Job: The entries below are to be repeated exactly as they stand.

Stored data entries:
#####
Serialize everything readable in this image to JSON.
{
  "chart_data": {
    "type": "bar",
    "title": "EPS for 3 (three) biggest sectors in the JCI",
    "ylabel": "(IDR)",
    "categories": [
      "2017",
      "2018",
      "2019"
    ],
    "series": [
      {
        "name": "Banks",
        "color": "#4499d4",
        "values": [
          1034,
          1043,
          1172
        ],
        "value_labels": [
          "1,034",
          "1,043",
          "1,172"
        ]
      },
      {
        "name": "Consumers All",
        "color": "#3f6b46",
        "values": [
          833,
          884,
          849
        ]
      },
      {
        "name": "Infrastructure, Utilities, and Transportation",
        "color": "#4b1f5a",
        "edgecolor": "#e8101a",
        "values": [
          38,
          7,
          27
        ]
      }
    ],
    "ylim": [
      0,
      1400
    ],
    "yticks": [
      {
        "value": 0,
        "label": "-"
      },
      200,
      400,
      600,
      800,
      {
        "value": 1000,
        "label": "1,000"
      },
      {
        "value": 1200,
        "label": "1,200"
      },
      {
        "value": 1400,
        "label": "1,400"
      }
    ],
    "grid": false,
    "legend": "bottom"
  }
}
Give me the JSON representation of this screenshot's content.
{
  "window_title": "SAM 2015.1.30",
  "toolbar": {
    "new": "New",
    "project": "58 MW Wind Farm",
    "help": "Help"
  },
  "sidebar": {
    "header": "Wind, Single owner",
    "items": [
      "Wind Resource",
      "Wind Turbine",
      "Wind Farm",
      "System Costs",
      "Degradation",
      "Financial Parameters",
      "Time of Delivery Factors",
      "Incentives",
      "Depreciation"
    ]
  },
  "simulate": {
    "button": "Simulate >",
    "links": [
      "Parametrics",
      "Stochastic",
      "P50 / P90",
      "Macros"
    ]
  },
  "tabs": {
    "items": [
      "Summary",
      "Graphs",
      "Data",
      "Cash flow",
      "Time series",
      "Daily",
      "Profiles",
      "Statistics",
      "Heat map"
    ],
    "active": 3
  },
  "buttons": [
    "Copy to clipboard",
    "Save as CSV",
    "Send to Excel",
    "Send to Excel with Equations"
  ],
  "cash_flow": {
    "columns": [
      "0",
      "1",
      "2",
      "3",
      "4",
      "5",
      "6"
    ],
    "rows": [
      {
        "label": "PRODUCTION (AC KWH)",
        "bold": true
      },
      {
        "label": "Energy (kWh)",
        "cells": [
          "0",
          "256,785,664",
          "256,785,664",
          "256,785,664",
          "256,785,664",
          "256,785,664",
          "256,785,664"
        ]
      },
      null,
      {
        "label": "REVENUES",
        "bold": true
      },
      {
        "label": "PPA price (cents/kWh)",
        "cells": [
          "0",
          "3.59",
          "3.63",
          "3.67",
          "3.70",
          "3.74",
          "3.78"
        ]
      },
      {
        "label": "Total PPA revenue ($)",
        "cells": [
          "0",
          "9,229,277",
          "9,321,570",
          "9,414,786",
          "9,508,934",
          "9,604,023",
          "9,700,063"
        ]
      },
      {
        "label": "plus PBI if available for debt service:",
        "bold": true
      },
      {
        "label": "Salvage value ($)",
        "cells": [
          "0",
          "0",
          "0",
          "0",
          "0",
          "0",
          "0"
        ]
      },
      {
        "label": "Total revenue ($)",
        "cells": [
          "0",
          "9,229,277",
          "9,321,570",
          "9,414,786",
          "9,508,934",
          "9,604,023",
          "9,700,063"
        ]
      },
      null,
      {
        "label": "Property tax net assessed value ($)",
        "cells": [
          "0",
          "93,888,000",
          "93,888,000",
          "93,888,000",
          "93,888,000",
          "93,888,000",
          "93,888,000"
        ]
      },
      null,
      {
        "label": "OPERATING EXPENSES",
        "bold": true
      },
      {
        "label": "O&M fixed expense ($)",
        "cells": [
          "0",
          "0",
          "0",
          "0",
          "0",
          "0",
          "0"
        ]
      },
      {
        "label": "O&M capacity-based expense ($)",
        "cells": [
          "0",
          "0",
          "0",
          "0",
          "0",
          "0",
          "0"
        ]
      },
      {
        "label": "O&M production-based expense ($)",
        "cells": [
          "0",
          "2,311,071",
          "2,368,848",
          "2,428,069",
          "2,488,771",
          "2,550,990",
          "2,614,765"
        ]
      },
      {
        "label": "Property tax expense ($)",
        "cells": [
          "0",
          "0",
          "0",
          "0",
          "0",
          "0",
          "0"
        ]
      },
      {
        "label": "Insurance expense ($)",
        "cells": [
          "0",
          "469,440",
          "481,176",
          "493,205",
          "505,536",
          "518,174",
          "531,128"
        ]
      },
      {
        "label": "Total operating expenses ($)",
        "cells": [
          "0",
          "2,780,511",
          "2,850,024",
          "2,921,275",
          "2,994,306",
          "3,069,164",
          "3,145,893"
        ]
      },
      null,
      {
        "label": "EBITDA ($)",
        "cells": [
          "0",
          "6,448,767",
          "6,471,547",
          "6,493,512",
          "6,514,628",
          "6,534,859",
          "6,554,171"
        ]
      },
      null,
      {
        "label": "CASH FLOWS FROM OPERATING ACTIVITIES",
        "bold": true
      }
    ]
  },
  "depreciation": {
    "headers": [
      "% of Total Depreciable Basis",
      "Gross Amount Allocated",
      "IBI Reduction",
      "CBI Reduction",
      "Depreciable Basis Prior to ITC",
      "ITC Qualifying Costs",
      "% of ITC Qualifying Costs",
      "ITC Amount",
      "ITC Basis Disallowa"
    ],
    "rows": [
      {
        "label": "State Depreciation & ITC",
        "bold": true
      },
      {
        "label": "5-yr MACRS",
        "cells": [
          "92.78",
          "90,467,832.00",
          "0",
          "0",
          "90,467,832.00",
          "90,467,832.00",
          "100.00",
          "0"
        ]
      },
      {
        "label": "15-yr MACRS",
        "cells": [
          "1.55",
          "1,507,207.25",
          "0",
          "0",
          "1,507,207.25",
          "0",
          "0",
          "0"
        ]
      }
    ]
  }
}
#####
Answer to the task:
Serialize everything readable in this image to JSON.
{
  "chart_data": {
    "type": "bar",
    "title": "EPS for 3 (three) biggest sectors in the JCI",
    "ylabel": "(IDR)",
    "categories": [
      "2017",
      "2018",
      "2019"
    ],
    "series": [
      {
        "name": "Banks",
        "color": "#4499d4",
        "values": [
          1034,
          1043,
          1172
        ],
        "value_labels": [
          "1,034",
          "1,043",
          "1,172"
        ]
      },
      {
        "name": "Consumers All",
        "color": "#3f6b46",
        "values": [
          833,
          884,
          849
        ]
      },
      {
        "name": "Infrastructure, Utilities, and Transportation",
        "color": "#4b1f5a",
        "edgecolor": "#e8101a",
        "values": [
          38,
          7,
          27
        ]
      }
    ],
    "ylim": [
      0,
      1400
    ],
    "yticks": [
      {
        "value": 0,
        "label": "-"
      },
      200,
      400,
      600,
      800,
      {
        "value": 1000,
        "label": "1,000"
      },
      {
        "value": 1200,
        "label": "1,200"
      },
      {
        "value": 1400,
        "label": "1,400"
      }
    ],
    "grid": false,
    "legend": "bottom"
  }
}
Give me the JSON representation of this screenshot's content.
{
  "window_title": "SAM 2015.1.30",
  "toolbar": {
    "new": "New",
    "project": "58 MW Wind Farm",
    "help": "Help"
  },
  "sidebar": {
    "header": "Wind, Single owner",
    "items": [
      "Wind Resource",
      "Wind Turbine",
      "Wind Farm",
      "System Costs",
      "Degradation",
      "Financial Parameters",
      "Time of Delivery Factors",
      "Incentives",
      "Depreciation"
    ]
  },
  "simulate": {
    "button": "Simulate >",
    "links": [
      "Parametrics",
      "Stochastic",
      "P50 / P90",
      "Macros"
    ]
  },
  "tabs": {
    "items": [
      "Summary",
      "Graphs",
      "Data",
      "Cash flow",
      "Time series",
      "Daily",
      "Profiles",
      "Statistics",
      "Heat map"
    ],
    "active": 3
  },
  "buttons": [
    "Copy to clipboard",
    "Save as CSV",
    "Send to Excel",
    "Send to Excel with Equations"
  ],
  "cash_flow": {
    "columns": [
      "0",
      "1",
      "2",
      "3",
      "4",
      "5",
      "6"
    ],
    "rows": [
      {
        "label": "PRODUCTION (AC KWH)",
        "bold": true
      },
      {
        "label": "Energy (kWh)",
        "cells": [
          "0",
          "256,785,664",
          "256,785,664",
          "256,785,664",
          "256,785,664",
          "256,785,664",
          "256,785,664"
        ]
      },
      null,
      {
        "label": "REVENUES",
        "bold": true
      },
      {
        "label": "PPA price (cents/kWh)",
        "cells": [
          "0",
          "3.59",
          "3.63",
          "3.67",
          "3.70",
          "3.74",
          "3.78"
        ]
      },
      {
        "label": "Total PPA revenue ($)",
        "cells": [
          "0",
          "9,229,277",
          "9,321,570",
          "9,414,786",
          "9,508,934",
          "9,604,023",
          "9,700,063"
        ]
      },
      {
        "label": "plus PBI if available for debt service:",
        "bold": true
      },
      {
        "label": "Salvage value ($)",
        "cells": [
          "0",
          "0",
          "0",
          "0",
          "0",
          "0",
          "0"
        ]
      },
      {
        "label": "Total revenue ($)",
        "cells": [
          "0",
          "9,229,277",
          "9,321,570",
          "9,414,786",
          "9,508,934",
          "9,604,023",
          "9,700,063"
        ]
      },
      null,
      {
        "label": "Property tax net assessed value ($)",
        "cells": [
          "0",
          "93,888,000",
          "93,888,000",
          "93,888,000",
          "93,888,000",
          "93,888,000",
          "93,888,000"
        ]
      },
      null,
      {
        "label": "OPERATING EXPENSES",
        "bold": true
      },
      {
        "label": "O&M fixed expense ($)",
        "cells": [
          "0",
          "0",
          "0",
          "0",
          "0",
          "0",
          "0"
        ]
      },
      {
        "label": "O&M capacity-based expense ($)",
        "cells": [
          "0",
          "0",
          "0",
          "0",
          "0",
          "0",
          "0"
        ]
      },
      {
        "label": "O&M production-based expense ($)",
        "cells": [
          "0",
          "2,311,071",
          "2,368,848",
          "2,428,069",
          "2,488,771",
          "2,550,990",
          "2,614,765"
        ]
      },
      {
        "label": "Property tax expense ($)",
        "cells": [
          "0",
          "0",
          "0",
          "0",
          "0",
          "0",
          "0"
        ]
      },
      {
        "label": "Insurance expense ($)",
        "cells": [
          "0",
          "469,440",
          "481,176",
          "493,205",
          "505,536",
          "518,174",
          "531,128"
        ]
      },
      {
        "label": "Total operating expenses ($)",
        "cells": [
          "0",
          "2,780,511",
          "2,850,024",
          "2,921,275",
          "2,994,306",
          "3,069,164",
          "3,145,893"
        ]
      },
      null,
      {
        "label": "EBITDA ($)",
        "cells": [
          "0",
          "6,448,767",
          "6,471,547",
          "6,493,512",
          "6,514,628",
          "6,534,859",
          "6,554,171"
        ]
      },
      null,
      {
        "label": "CASH FLOWS FROM OPERATING ACTIVITIES",
        "bold": true
      }
    ]
  },
  "depreciation": {
    "headers": [
      "% of Total Depreciable Basis",
      "Gross Amount Allocated",
      "IBI Reduction",
      "CBI Reduction",
      "Depreciable Basis Prior to ITC",
      "ITC Qualifying Costs",
      "% of ITC Qualifying Costs",
      "ITC Amount",
      "ITC Basis Disallowa"
    ],
    "rows": [
      {
        "label": "State Depreciation & ITC",
        "bold": true
      },
      {
        "label": "5-yr MACRS",
        "cells": [
          "92.78",
          "90,467,832.00",
          "0",
          "0",
          "90,467,832.00",
          "90,467,832.00",
          "100.00",
          "0"
        ]
      },
      {
        "label": "15-yr MACRS",
        "cells": [
          "1.55",
          "1,507,207.25",
          "0",
          "0",
          "1,507,207.25",
          "0",
          "0",
          "0"
        ]
      }
    ]
  }
}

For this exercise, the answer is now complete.